▸ Description of the task
The records that follow are to be repeated exactly, with the pictures removed.

▸ Record extracts
┄┄┄┄┄┄┄┄┄┄

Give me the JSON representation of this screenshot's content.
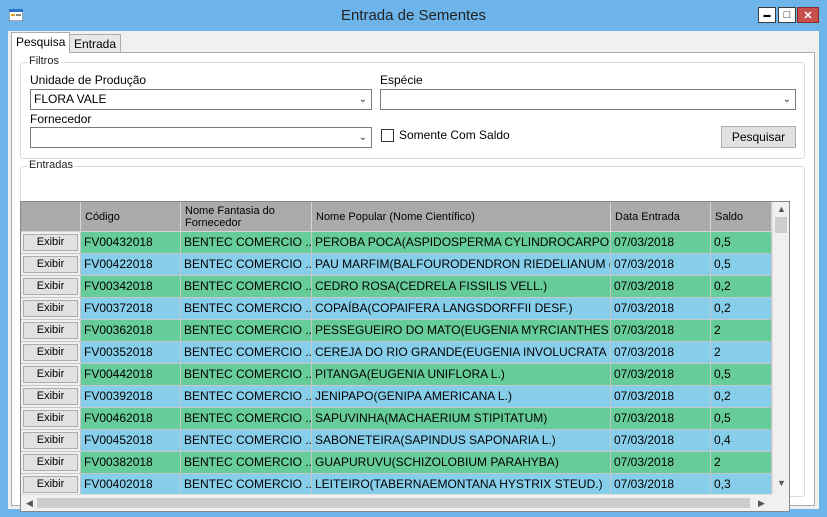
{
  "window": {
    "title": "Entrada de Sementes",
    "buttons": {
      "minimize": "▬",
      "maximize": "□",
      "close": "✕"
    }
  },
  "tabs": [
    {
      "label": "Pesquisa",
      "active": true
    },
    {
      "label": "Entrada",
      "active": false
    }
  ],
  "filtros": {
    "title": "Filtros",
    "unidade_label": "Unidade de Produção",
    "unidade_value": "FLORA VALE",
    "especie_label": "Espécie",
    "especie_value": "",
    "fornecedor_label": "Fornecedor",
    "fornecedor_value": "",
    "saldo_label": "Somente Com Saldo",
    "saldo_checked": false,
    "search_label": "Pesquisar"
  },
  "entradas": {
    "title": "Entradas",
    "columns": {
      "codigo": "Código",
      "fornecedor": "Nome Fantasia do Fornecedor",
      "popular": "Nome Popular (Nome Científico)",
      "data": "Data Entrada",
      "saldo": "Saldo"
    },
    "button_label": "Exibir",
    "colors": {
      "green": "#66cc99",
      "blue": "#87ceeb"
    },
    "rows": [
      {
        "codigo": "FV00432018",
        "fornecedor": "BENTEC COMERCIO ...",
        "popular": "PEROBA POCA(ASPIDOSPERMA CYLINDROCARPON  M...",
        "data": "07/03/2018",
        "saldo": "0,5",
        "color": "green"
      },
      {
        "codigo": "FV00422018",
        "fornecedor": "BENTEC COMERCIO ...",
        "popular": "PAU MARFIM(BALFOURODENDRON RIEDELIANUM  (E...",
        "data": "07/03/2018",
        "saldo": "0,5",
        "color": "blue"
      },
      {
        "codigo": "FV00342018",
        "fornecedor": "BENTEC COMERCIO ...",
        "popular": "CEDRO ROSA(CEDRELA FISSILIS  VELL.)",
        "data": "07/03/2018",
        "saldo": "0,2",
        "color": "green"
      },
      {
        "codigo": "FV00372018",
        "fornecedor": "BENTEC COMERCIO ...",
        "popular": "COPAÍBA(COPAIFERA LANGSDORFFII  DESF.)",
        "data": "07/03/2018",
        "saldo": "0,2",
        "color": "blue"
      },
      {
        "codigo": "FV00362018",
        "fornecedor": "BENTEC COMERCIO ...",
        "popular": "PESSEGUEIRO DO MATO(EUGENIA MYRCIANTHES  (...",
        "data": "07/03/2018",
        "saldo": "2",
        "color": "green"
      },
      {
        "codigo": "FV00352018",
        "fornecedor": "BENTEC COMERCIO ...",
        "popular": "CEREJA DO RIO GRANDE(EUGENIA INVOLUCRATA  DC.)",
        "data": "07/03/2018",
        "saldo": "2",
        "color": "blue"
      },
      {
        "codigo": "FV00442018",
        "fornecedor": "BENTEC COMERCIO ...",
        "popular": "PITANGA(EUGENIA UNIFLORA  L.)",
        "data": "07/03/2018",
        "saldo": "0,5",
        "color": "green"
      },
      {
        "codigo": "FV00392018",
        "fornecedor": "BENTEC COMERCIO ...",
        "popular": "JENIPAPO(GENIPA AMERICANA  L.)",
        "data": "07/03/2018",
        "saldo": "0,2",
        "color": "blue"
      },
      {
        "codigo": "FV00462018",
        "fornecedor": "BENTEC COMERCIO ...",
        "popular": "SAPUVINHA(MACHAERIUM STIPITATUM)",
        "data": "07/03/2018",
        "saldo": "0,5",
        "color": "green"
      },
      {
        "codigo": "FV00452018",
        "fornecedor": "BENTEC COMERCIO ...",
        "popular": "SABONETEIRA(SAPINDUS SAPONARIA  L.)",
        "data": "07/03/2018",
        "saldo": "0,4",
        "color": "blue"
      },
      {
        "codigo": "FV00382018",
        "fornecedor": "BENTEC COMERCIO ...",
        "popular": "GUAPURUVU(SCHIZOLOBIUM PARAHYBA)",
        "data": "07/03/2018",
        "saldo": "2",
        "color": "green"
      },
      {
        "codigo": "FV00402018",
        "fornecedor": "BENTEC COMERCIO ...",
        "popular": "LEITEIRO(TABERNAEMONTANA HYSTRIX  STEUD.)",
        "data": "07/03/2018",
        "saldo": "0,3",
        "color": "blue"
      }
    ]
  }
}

┄┄┄┄┄┄┄┄┄┄

▸ Finished answer
Give me the JSON representation of this screenshot's content.
{
  "window": {
    "title": "Entrada de Sementes",
    "buttons": {
      "minimize": "▬",
      "maximize": "□",
      "close": "✕"
    }
  },
  "tabs": [
    {
      "label": "Pesquisa",
      "active": true
    },
    {
      "label": "Entrada",
      "active": false
    }
  ],
  "filtros": {
    "title": "Filtros",
    "unidade_label": "Unidade de Produção",
    "unidade_value": "FLORA VALE",
    "especie_label": "Espécie",
    "especie_value": "",
    "fornecedor_label": "Fornecedor",
    "fornecedor_value": "",
    "saldo_label": "Somente Com Saldo",
    "saldo_checked": false,
    "search_label": "Pesquisar"
  },
  "entradas": {
    "title": "Entradas",
    "columns": {
      "codigo": "Código",
      "fornecedor": "Nome Fantasia do Fornecedor",
      "popular": "Nome Popular (Nome Científico)",
      "data": "Data Entrada",
      "saldo": "Saldo"
    },
    "button_label": "Exibir",
    "colors": {
      "green": "#66cc99",
      "blue": "#87ceeb"
    },
    "rows": [
      {
        "codigo": "FV00432018",
        "fornecedor": "BENTEC COMERCIO ...",
        "popular": "PEROBA POCA(ASPIDOSPERMA CYLINDROCARPON  M...",
        "data": "07/03/2018",
        "saldo": "0,5",
        "color": "green"
      },
      {
        "codigo": "FV00422018",
        "fornecedor": "BENTEC COMERCIO ...",
        "popular": "PAU MARFIM(BALFOURODENDRON RIEDELIANUM  (E...",
        "data": "07/03/2018",
        "saldo": "0,5",
        "color": "blue"
      },
      {
        "codigo": "FV00342018",
        "fornecedor": "BENTEC COMERCIO ...",
        "popular": "CEDRO ROSA(CEDRELA FISSILIS  VELL.)",
        "data": "07/03/2018",
        "saldo": "0,2",
        "color": "green"
      },
      {
        "codigo": "FV00372018",
        "fornecedor": "BENTEC COMERCIO ...",
        "popular": "COPAÍBA(COPAIFERA LANGSDORFFII  DESF.)",
        "data": "07/03/2018",
        "saldo": "0,2",
        "color": "blue"
      },
      {
        "codigo": "FV00362018",
        "fornecedor": "BENTEC COMERCIO ...",
        "popular": "PESSEGUEIRO DO MATO(EUGENIA MYRCIANTHES  (...",
        "data": "07/03/2018",
        "saldo": "2",
        "color": "green"
      },
      {
        "codigo": "FV00352018",
        "fornecedor": "BENTEC COMERCIO ...",
        "popular": "CEREJA DO RIO GRANDE(EUGENIA INVOLUCRATA  DC.)",
        "data": "07/03/2018",
        "saldo": "2",
        "color": "blue"
      },
      {
        "codigo": "FV00442018",
        "fornecedor": "BENTEC COMERCIO ...",
        "popular": "PITANGA(EUGENIA UNIFLORA  L.)",
        "data": "07/03/2018",
        "saldo": "0,5",
        "color": "green"
      },
      {
        "codigo": "FV00392018",
        "fornecedor": "BENTEC COMERCIO ...",
        "popular": "JENIPAPO(GENIPA AMERICANA  L.)",
        "data": "07/03/2018",
        "saldo": "0,2",
        "color": "blue"
      },
      {
        "codigo": "FV00462018",
        "fornecedor": "BENTEC COMERCIO ...",
        "popular": "SAPUVINHA(MACHAERIUM STIPITATUM)",
        "data": "07/03/2018",
        "saldo": "0,5",
        "color": "green"
      },
      {
        "codigo": "FV00452018",
        "fornecedor": "BENTEC COMERCIO ...",
        "popular": "SABONETEIRA(SAPINDUS SAPONARIA  L.)",
        "data": "07/03/2018",
        "saldo": "0,4",
        "color": "blue"
      },
      {
        "codigo": "FV00382018",
        "fornecedor": "BENTEC COMERCIO ...",
        "popular": "GUAPURUVU(SCHIZOLOBIUM PARAHYBA)",
        "data": "07/03/2018",
        "saldo": "2",
        "color": "green"
      },
      {
        "codigo": "FV00402018",
        "fornecedor": "BENTEC COMERCIO ...",
        "popular": "LEITEIRO(TABERNAEMONTANA HYSTRIX  STEUD.)",
        "data": "07/03/2018",
        "saldo": "0,3",
        "color": "blue"
      }
    ]
  }
}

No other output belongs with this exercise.